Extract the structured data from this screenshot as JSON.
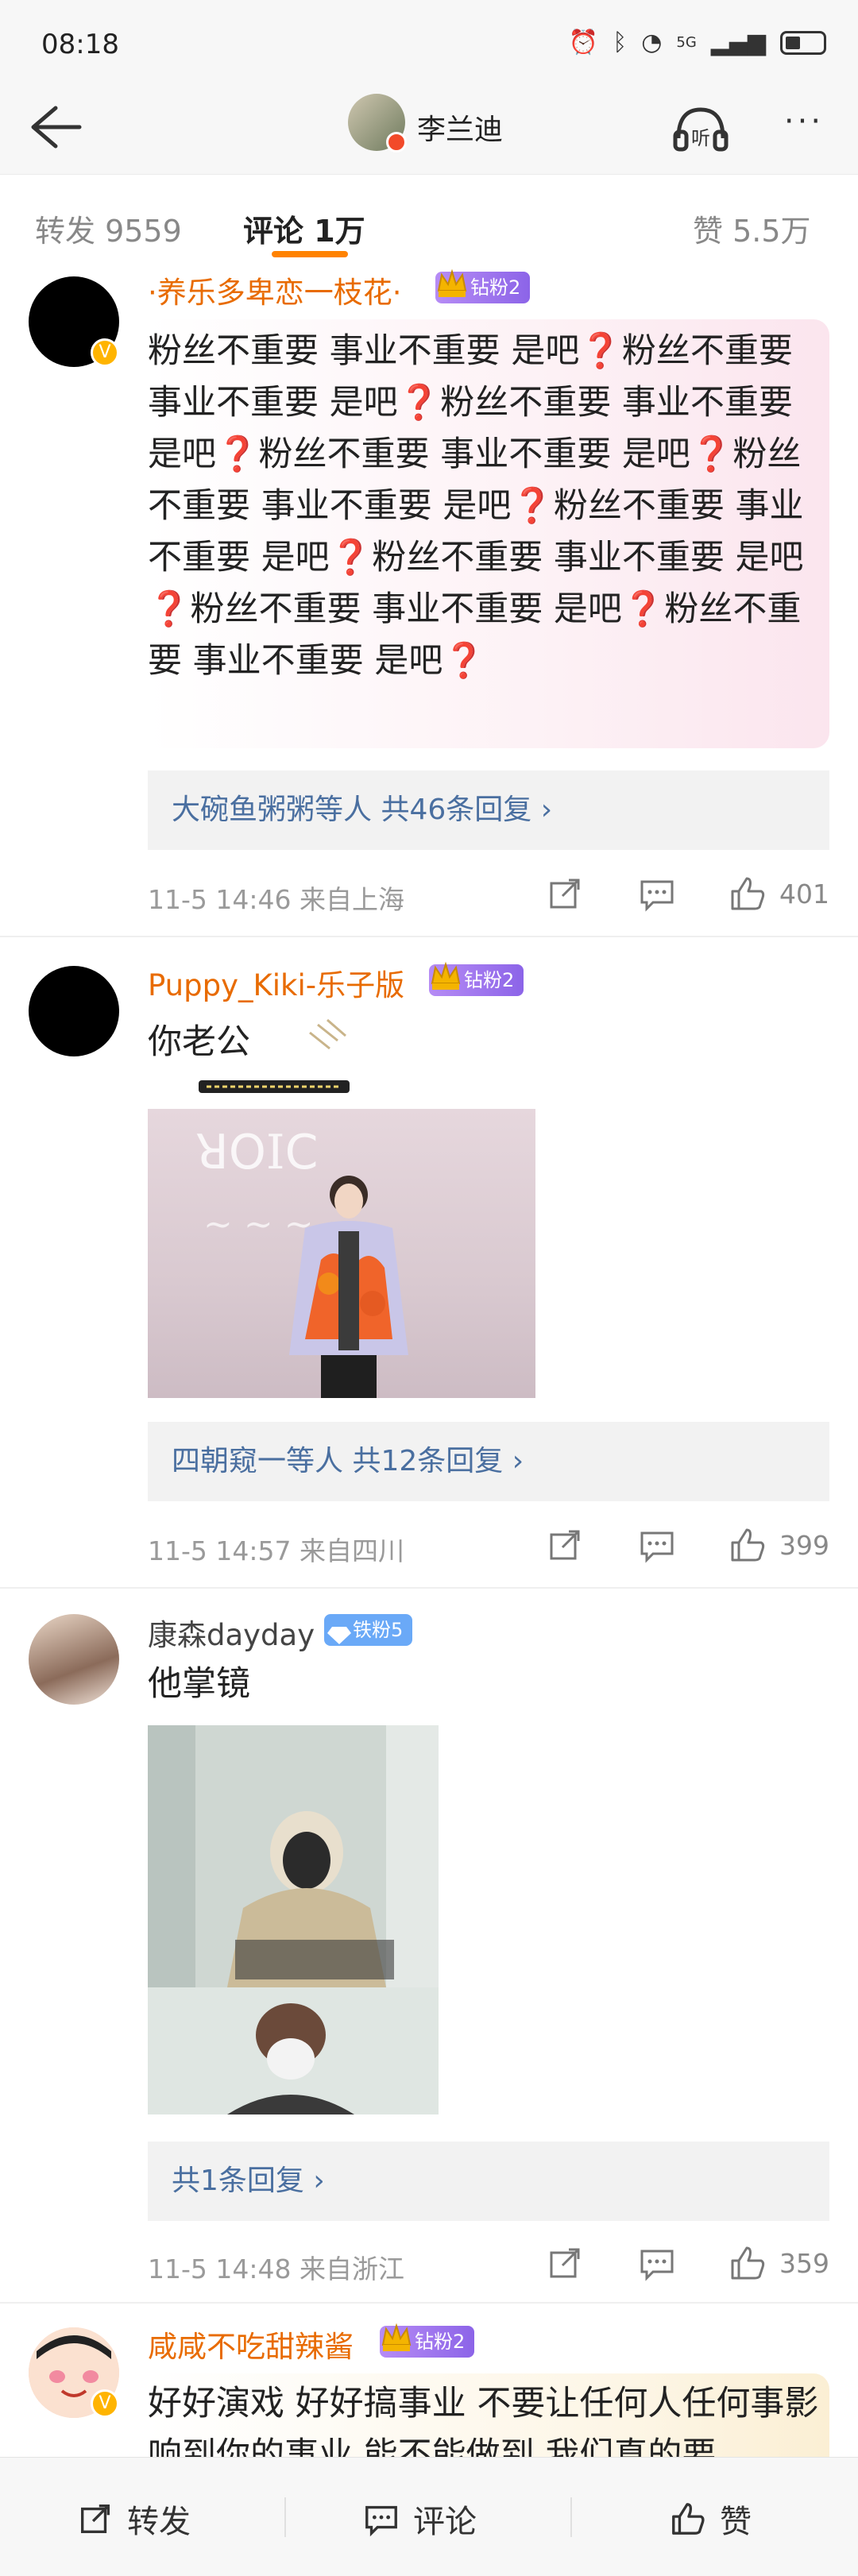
{
  "status_bar": {
    "time": "08:18",
    "network": "5G"
  },
  "header": {
    "title": "李兰迪",
    "back_icon": "back-arrow-icon",
    "listen_label": "听",
    "more_label": "···"
  },
  "tabs": [
    {
      "label": "转发 9559"
    },
    {
      "label": "评论 1万"
    },
    {
      "label": "赞 5.5万"
    }
  ],
  "comments": [
    {
      "username": "·养乐多卑恋一枝花·",
      "badge": "钻粉2",
      "text": "粉丝不重要 事业不重要 是吧❓粉丝不重要 事业不重要 是吧❓粉丝不重要 事业不重要 是吧❓粉丝不重要 事业不重要 是吧❓粉丝不重要 事业不重要 是吧❓粉丝不重要 事业不重要 是吧❓粉丝不重要 事业不重要 是吧❓粉丝不重要 事业不重要 是吧❓粉丝不重要 事业不重要 是吧❓",
      "reply_who": "大碗鱼粥粥等人",
      "reply_count": "共46条回复 ›",
      "meta": "11-5 14:46  来自上海",
      "likes": "401"
    },
    {
      "username": "Puppy_Kiki-乐子版",
      "badge": "钻粉2",
      "text": "你老公",
      "reply_who": "四朝窥一等人",
      "reply_count": "共12条回复 ›",
      "meta": "11-5 14:57  来自四川",
      "likes": "399"
    },
    {
      "username": "康森dayday",
      "badge": "铁粉5",
      "text": "他掌镜",
      "reply_who": "",
      "reply_count": "共1条回复 ›",
      "meta": "11-5 14:48  来自浙江",
      "likes": "359"
    },
    {
      "username": "咸咸不吃甜辣酱",
      "badge": "钻粉2",
      "text": "好好演戏 好好搞事业 不要让任何人任何事影响到你的事业 能不能做到 我们真的要"
    }
  ],
  "bottom_bar": {
    "repost_label": "转发",
    "comment_label": "评论",
    "like_label": "赞"
  },
  "colors": {
    "accent": "#ff8200",
    "link": "#4a6fa0",
    "username": "#e86b00"
  }
}
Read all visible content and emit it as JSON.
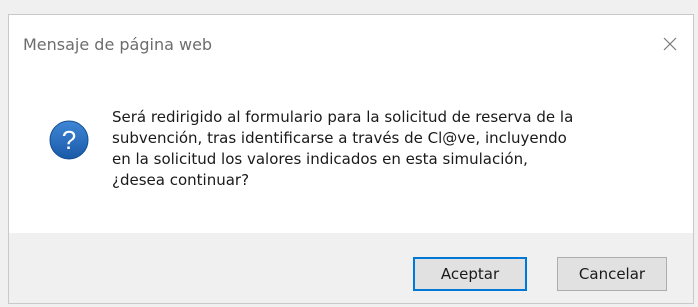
{
  "dialog": {
    "title": "Mensaje de página web",
    "message_lines": [
      "Será redirigido al formulario para la solicitud de reserva de la",
      "subvención, tras identificarse a través de Cl@ve, incluyendo",
      "en la solicitud los valores indicados en esta simulación,",
      "¿desea continuar?"
    ],
    "icon": "question-icon",
    "close_icon": "close-icon",
    "ok_label": "Aceptar",
    "cancel_label": "Cancelar"
  },
  "colors": {
    "icon_blue": "#1c63b7",
    "default_button_border": "#0078d7",
    "footer_bg": "#f0f0f0"
  }
}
········
### YOUR INSTRUCTIONS:
The lines to be extracted begin at the line containing "Read all visible content and emit it as JSON." and continue through the final line of the material above, both ends included. Reproduce them exactly, without the pictures.

### EXERCISE SOLUTION:
Read all visible content and emit it as JSON.
{
  "dialog": {
    "title": "Mensaje de página web",
    "message_lines": [
      "Será redirigido al formulario para la solicitud de reserva de la",
      "subvención, tras identificarse a través de Cl@ve, incluyendo",
      "en la solicitud los valores indicados en esta simulación,",
      "¿desea continuar?"
    ],
    "icon": "question-icon",
    "close_icon": "close-icon",
    "ok_label": "Aceptar",
    "cancel_label": "Cancelar"
  },
  "colors": {
    "icon_blue": "#1c63b7",
    "default_button_border": "#0078d7",
    "footer_bg": "#f0f0f0"
  }
}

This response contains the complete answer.